#### [Direction]
Transcribe the listing that follows in full, omitting pictures.

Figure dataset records
====

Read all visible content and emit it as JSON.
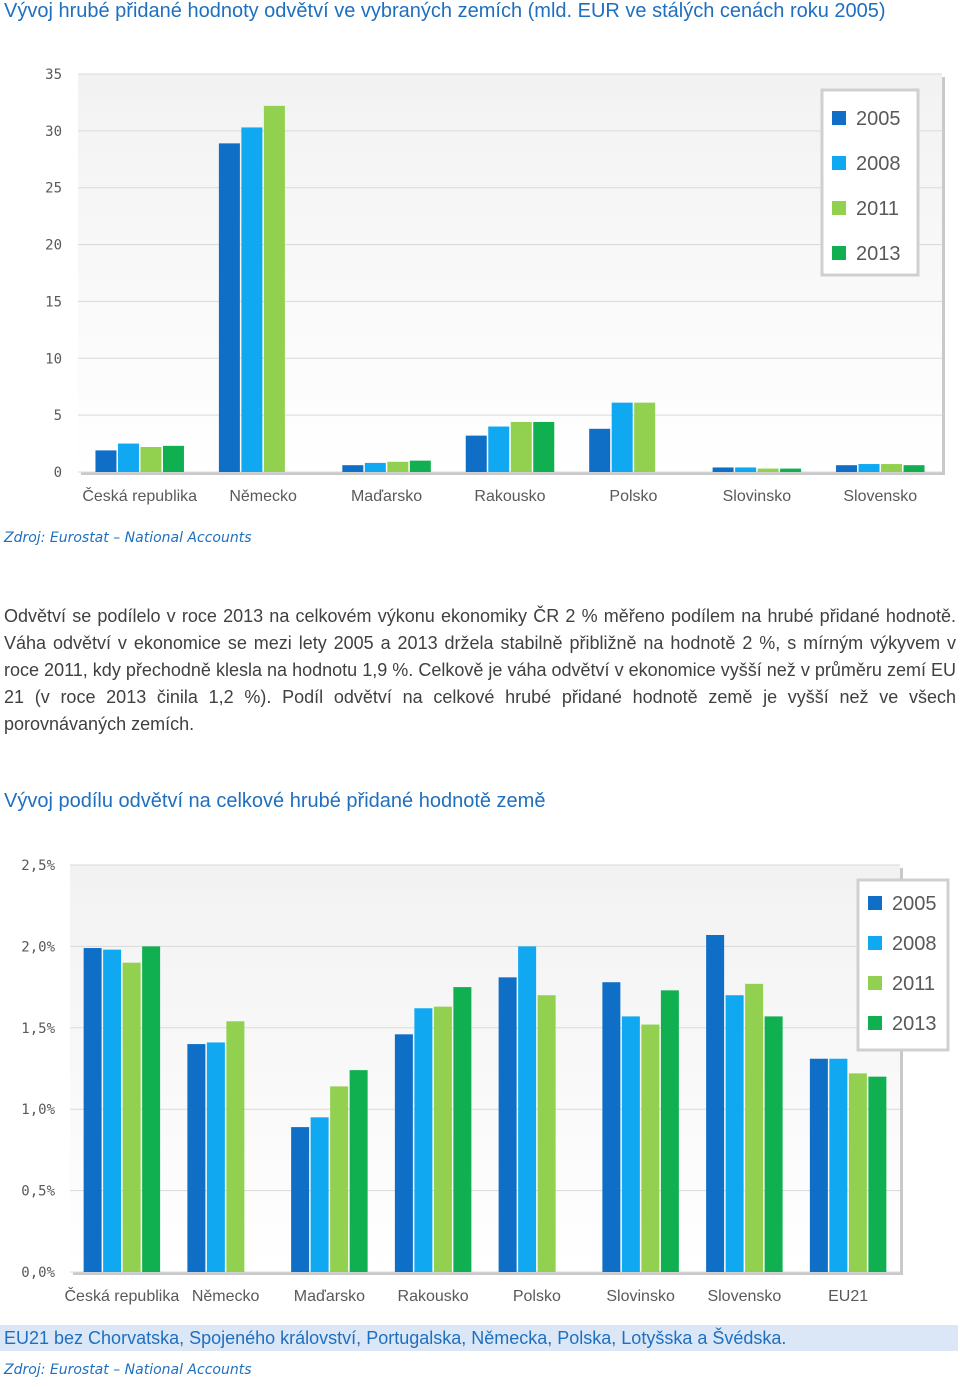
{
  "chart1_title": "Vývoj hrubé přidané hodnoty odvětví ve vybraných zemích (mld. EUR ve stálých cenách roku 2005)",
  "source1": "Zdroj: Eurostat – National Accounts",
  "paragraph": "Odvětví se podílelo v roce 2013 na celkovém výkonu ekonomiky ČR 2 % měřeno podílem na hrubé přidané hodnotě. Váha odvětví v ekonomice se mezi lety 2005 a 2013 držela stabilně přibližně na hodnotě 2 %, s mírným výkyvem v roce 2011, kdy přechodně klesla na hodnotu 1,9 %. Celkově je váha odvětví v ekonomice vyšší než v průměru zemí EU 21 (v roce 2013 činila 1,2 %). Podíl odvětví na celkové hrubé přidané hodnotě země je vyšší než ve všech porovnávaných zemích.",
  "chart2_title": "Vývoj podílu odvětví na celkové hrubé přidané hodnotě země",
  "note": "EU21 bez Chorvatska, Spojeného království, Portugalska, Německa, Polska, Lotyšska a Švédska.",
  "source2": "Zdroj: Eurostat – National Accounts",
  "colors": {
    "2005": "#0f6fc6",
    "2008": "#10a8f0",
    "2011": "#92d050",
    "2013": "#10b050"
  },
  "chart_data": [
    {
      "type": "bar",
      "title": "Vývoj hrubé přidané hodnoty odvětví ve vybraných zemích (mld. EUR ve stálých cenách roku 2005)",
      "categories": [
        "Česká republika",
        "Německo",
        "Maďarsko",
        "Rakousko",
        "Polsko",
        "Slovinsko",
        "Slovensko"
      ],
      "series": [
        {
          "name": "2005",
          "values": [
            1.9,
            28.9,
            0.6,
            3.2,
            3.8,
            0.4,
            0.6
          ]
        },
        {
          "name": "2008",
          "values": [
            2.5,
            30.3,
            0.8,
            4.0,
            6.1,
            0.4,
            0.7
          ]
        },
        {
          "name": "2011",
          "values": [
            2.2,
            32.2,
            0.9,
            4.4,
            6.1,
            0.3,
            0.7
          ]
        },
        {
          "name": "2013",
          "values": [
            2.3,
            null,
            1.0,
            4.4,
            null,
            0.3,
            0.6
          ]
        }
      ],
      "ylim": [
        0,
        35
      ],
      "yticks": [
        0,
        5,
        10,
        15,
        20,
        25,
        30,
        35
      ],
      "ytick_labels": [
        "0",
        "5",
        "10",
        "15",
        "20",
        "25",
        "30",
        "35"
      ],
      "xlabel": "",
      "ylabel": "",
      "legend": "top-right"
    },
    {
      "type": "bar",
      "title": "Vývoj podílu odvětví na celkové hrubé přidané hodnotě země",
      "categories": [
        "Česká republika",
        "Německo",
        "Maďarsko",
        "Rakousko",
        "Polsko",
        "Slovinsko",
        "Slovensko",
        "EU21"
      ],
      "series": [
        {
          "name": "2005",
          "values": [
            1.99,
            1.4,
            0.89,
            1.46,
            1.81,
            1.78,
            2.07,
            1.31
          ]
        },
        {
          "name": "2008",
          "values": [
            1.98,
            1.41,
            0.95,
            1.62,
            2.0,
            1.57,
            1.7,
            1.31
          ]
        },
        {
          "name": "2011",
          "values": [
            1.9,
            1.54,
            1.14,
            1.63,
            1.7,
            1.52,
            1.77,
            1.22
          ]
        },
        {
          "name": "2013",
          "values": [
            2.0,
            null,
            1.24,
            1.75,
            null,
            1.73,
            1.57,
            1.2
          ]
        }
      ],
      "ylim": [
        0,
        2.5
      ],
      "yticks": [
        0,
        0.5,
        1.0,
        1.5,
        2.0,
        2.5
      ],
      "ytick_labels": [
        "0,0%",
        "0,5%",
        "1,0%",
        "1,5%",
        "2,0%",
        "2,5%"
      ],
      "xlabel": "",
      "ylabel": "",
      "legend": "top-right"
    }
  ]
}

====

#### [Exercise answer]
Read all visible content and emit it as JSON.
{
  "chart1_title": "Vývoj hrubé přidané hodnoty odvětví ve vybraných zemích (mld. EUR ve stálých cenách roku 2005)",
  "source1": "Zdroj: Eurostat – National Accounts",
  "paragraph": "Odvětví se podílelo v roce 2013 na celkovém výkonu ekonomiky ČR 2 % měřeno podílem na hrubé přidané hodnotě. Váha odvětví v ekonomice se mezi lety 2005 a 2013 držela stabilně přibližně na hodnotě 2 %, s mírným výkyvem v roce 2011, kdy přechodně klesla na hodnotu 1,9 %. Celkově je váha odvětví v ekonomice vyšší než v průměru zemí EU 21 (v roce 2013 činila 1,2 %). Podíl odvětví na celkové hrubé přidané hodnotě země je vyšší než ve všech porovnávaných zemích.",
  "chart2_title": "Vývoj podílu odvětví na celkové hrubé přidané hodnotě země",
  "note": "EU21 bez Chorvatska, Spojeného království, Portugalska, Německa, Polska, Lotyšska a Švédska.",
  "source2": "Zdroj: Eurostat – National Accounts",
  "colors": {
    "2005": "#0f6fc6",
    "2008": "#10a8f0",
    "2011": "#92d050",
    "2013": "#10b050"
  },
  "chart_data": [
    {
      "type": "bar",
      "title": "Vývoj hrubé přidané hodnoty odvětví ve vybraných zemích (mld. EUR ve stálých cenách roku 2005)",
      "categories": [
        "Česká republika",
        "Německo",
        "Maďarsko",
        "Rakousko",
        "Polsko",
        "Slovinsko",
        "Slovensko"
      ],
      "series": [
        {
          "name": "2005",
          "values": [
            1.9,
            28.9,
            0.6,
            3.2,
            3.8,
            0.4,
            0.6
          ]
        },
        {
          "name": "2008",
          "values": [
            2.5,
            30.3,
            0.8,
            4.0,
            6.1,
            0.4,
            0.7
          ]
        },
        {
          "name": "2011",
          "values": [
            2.2,
            32.2,
            0.9,
            4.4,
            6.1,
            0.3,
            0.7
          ]
        },
        {
          "name": "2013",
          "values": [
            2.3,
            null,
            1.0,
            4.4,
            null,
            0.3,
            0.6
          ]
        }
      ],
      "ylim": [
        0,
        35
      ],
      "yticks": [
        0,
        5,
        10,
        15,
        20,
        25,
        30,
        35
      ],
      "ytick_labels": [
        "0",
        "5",
        "10",
        "15",
        "20",
        "25",
        "30",
        "35"
      ],
      "xlabel": "",
      "ylabel": "",
      "legend": "top-right"
    },
    {
      "type": "bar",
      "title": "Vývoj podílu odvětví na celkové hrubé přidané hodnotě země",
      "categories": [
        "Česká republika",
        "Německo",
        "Maďarsko",
        "Rakousko",
        "Polsko",
        "Slovinsko",
        "Slovensko",
        "EU21"
      ],
      "series": [
        {
          "name": "2005",
          "values": [
            1.99,
            1.4,
            0.89,
            1.46,
            1.81,
            1.78,
            2.07,
            1.31
          ]
        },
        {
          "name": "2008",
          "values": [
            1.98,
            1.41,
            0.95,
            1.62,
            2.0,
            1.57,
            1.7,
            1.31
          ]
        },
        {
          "name": "2011",
          "values": [
            1.9,
            1.54,
            1.14,
            1.63,
            1.7,
            1.52,
            1.77,
            1.22
          ]
        },
        {
          "name": "2013",
          "values": [
            2.0,
            null,
            1.24,
            1.75,
            null,
            1.73,
            1.57,
            1.2
          ]
        }
      ],
      "ylim": [
        0,
        2.5
      ],
      "yticks": [
        0,
        0.5,
        1.0,
        1.5,
        2.0,
        2.5
      ],
      "ytick_labels": [
        "0,0%",
        "0,5%",
        "1,0%",
        "1,5%",
        "2,0%",
        "2,5%"
      ],
      "xlabel": "",
      "ylabel": "",
      "legend": "top-right"
    }
  ]
}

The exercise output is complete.